* [Instructions to follow]: If a line of the data below holds the word "grid", list it.
[Record excerpts — start]
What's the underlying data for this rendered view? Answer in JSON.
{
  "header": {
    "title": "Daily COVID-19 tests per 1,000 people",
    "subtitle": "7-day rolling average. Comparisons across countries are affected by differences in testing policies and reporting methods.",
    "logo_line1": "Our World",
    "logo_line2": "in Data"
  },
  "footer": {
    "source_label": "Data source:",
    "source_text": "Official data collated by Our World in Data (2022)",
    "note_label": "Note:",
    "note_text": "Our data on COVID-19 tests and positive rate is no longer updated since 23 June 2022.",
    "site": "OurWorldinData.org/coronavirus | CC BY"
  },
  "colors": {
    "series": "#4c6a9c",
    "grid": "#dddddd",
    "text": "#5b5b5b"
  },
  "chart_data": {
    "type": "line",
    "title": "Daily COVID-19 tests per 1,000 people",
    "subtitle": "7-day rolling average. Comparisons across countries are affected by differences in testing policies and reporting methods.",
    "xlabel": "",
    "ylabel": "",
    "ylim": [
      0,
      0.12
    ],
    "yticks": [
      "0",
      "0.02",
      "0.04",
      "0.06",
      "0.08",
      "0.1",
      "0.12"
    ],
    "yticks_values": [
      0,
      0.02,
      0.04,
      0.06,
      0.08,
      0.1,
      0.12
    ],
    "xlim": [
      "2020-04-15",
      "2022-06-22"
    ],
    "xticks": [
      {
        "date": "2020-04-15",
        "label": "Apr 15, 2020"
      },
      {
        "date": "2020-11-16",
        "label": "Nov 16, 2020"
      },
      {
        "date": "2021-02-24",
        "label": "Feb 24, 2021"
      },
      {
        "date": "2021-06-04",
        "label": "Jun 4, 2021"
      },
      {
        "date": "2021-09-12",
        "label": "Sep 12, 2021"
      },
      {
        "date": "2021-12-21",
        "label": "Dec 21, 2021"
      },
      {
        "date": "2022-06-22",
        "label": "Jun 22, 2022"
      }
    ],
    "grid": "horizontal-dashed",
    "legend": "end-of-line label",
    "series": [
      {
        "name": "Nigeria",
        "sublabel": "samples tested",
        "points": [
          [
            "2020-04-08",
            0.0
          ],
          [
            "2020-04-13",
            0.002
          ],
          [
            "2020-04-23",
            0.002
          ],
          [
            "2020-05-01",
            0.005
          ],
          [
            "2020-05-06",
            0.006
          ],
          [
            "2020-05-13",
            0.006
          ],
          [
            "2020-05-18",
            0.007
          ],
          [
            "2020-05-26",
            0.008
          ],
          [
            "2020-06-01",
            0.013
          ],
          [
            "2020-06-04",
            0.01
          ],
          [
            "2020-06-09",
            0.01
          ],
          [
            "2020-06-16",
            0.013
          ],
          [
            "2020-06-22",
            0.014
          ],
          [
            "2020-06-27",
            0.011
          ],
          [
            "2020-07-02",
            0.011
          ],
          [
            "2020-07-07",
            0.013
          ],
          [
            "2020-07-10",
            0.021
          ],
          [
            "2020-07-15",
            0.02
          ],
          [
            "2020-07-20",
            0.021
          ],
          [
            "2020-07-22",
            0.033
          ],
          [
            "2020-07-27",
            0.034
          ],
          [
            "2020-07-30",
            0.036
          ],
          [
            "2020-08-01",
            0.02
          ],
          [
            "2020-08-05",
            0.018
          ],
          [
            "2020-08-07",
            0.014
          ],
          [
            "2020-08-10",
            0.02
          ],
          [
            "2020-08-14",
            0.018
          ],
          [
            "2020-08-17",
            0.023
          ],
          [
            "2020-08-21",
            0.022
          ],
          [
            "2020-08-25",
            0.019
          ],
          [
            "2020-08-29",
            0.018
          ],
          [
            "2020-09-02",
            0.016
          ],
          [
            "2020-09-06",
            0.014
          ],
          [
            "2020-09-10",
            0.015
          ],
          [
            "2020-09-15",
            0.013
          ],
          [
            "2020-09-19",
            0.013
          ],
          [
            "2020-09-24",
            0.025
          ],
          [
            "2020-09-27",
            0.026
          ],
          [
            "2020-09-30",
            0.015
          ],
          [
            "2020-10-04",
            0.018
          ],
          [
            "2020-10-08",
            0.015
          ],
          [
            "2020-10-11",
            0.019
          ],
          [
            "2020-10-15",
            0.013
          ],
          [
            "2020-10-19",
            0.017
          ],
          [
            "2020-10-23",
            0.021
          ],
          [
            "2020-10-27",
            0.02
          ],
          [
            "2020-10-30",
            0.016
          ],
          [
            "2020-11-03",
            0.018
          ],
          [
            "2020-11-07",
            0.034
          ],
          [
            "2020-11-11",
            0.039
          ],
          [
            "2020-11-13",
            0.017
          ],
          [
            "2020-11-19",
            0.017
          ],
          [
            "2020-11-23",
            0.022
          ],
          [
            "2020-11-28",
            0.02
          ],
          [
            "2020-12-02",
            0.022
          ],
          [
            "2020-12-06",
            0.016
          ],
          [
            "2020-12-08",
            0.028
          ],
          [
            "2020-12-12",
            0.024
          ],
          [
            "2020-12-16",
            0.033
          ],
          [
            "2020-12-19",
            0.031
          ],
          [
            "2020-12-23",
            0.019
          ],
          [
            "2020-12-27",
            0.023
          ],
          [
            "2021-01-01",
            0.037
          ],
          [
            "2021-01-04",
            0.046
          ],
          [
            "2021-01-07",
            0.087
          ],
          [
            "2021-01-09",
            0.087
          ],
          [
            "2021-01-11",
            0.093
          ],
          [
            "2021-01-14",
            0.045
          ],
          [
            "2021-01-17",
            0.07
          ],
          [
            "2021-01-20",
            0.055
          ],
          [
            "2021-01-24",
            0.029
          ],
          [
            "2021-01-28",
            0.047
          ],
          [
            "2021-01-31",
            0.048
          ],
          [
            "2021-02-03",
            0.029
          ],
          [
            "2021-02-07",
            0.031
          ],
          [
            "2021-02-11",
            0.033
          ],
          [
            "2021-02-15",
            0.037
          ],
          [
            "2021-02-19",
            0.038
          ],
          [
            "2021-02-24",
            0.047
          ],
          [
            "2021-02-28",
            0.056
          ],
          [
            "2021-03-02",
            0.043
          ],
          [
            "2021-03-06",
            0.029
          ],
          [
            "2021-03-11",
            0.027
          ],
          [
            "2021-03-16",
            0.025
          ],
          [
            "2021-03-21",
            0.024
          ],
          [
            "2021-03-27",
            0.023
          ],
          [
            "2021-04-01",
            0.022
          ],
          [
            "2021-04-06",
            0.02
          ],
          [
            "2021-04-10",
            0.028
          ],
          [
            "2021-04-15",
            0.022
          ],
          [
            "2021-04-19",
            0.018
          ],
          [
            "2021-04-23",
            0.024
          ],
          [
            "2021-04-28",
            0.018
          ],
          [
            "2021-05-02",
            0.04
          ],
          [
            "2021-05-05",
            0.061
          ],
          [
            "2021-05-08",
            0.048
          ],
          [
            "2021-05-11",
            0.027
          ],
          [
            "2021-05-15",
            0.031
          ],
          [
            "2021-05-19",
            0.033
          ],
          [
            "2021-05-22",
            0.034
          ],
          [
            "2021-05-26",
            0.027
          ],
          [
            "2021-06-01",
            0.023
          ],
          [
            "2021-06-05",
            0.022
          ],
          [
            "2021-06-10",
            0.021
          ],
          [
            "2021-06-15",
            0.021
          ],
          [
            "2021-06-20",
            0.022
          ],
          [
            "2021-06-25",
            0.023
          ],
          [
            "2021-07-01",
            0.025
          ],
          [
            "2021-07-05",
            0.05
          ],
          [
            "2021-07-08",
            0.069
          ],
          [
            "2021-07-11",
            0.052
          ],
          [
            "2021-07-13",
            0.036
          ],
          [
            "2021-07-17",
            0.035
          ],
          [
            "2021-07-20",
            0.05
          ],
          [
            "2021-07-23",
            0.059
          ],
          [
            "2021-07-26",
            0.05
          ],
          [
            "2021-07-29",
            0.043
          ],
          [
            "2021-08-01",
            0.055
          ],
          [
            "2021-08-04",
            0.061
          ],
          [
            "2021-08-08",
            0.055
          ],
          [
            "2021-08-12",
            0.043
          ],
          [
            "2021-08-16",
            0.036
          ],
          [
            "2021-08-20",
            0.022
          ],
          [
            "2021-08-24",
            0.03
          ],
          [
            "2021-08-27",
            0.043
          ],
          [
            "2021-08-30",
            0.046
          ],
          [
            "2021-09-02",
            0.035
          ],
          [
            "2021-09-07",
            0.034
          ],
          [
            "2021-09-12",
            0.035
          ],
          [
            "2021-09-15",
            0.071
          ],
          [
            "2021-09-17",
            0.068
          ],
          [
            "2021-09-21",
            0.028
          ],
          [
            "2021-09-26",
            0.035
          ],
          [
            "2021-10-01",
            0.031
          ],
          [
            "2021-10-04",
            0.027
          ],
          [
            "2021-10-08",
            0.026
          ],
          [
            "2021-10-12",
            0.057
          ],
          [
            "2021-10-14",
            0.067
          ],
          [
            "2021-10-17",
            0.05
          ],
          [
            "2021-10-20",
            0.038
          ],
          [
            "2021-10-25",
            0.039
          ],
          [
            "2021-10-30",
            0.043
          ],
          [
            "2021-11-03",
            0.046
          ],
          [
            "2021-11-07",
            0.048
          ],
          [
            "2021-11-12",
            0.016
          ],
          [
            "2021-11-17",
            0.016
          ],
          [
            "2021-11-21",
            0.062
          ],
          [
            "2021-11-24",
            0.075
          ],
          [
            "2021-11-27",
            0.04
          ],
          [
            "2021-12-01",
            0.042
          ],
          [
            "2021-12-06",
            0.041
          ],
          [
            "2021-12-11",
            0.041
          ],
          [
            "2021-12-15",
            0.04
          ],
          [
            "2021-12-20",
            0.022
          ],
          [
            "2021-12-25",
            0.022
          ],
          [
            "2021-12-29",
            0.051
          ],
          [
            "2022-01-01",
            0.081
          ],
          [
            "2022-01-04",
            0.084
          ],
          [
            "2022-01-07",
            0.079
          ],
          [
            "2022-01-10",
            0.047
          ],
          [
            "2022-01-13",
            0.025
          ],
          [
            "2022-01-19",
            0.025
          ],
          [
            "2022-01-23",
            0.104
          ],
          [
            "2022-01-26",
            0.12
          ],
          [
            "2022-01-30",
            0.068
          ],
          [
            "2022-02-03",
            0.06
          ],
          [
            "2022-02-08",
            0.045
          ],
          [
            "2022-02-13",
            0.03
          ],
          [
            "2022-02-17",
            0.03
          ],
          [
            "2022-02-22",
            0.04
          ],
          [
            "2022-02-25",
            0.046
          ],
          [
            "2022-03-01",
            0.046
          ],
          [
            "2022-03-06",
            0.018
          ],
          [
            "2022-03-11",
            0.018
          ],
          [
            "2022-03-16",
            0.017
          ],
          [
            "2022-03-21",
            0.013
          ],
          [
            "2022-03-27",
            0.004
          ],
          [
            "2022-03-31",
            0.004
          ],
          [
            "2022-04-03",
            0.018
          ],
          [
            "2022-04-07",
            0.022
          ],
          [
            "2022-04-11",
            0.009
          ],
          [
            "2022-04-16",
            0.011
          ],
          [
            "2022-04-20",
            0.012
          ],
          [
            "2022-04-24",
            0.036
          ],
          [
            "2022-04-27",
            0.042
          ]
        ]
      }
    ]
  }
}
[Record excerpts — finish]
* [Result of this exercise]:
    "grid": "#dddddd",
    "grid": "horizontal-dashed",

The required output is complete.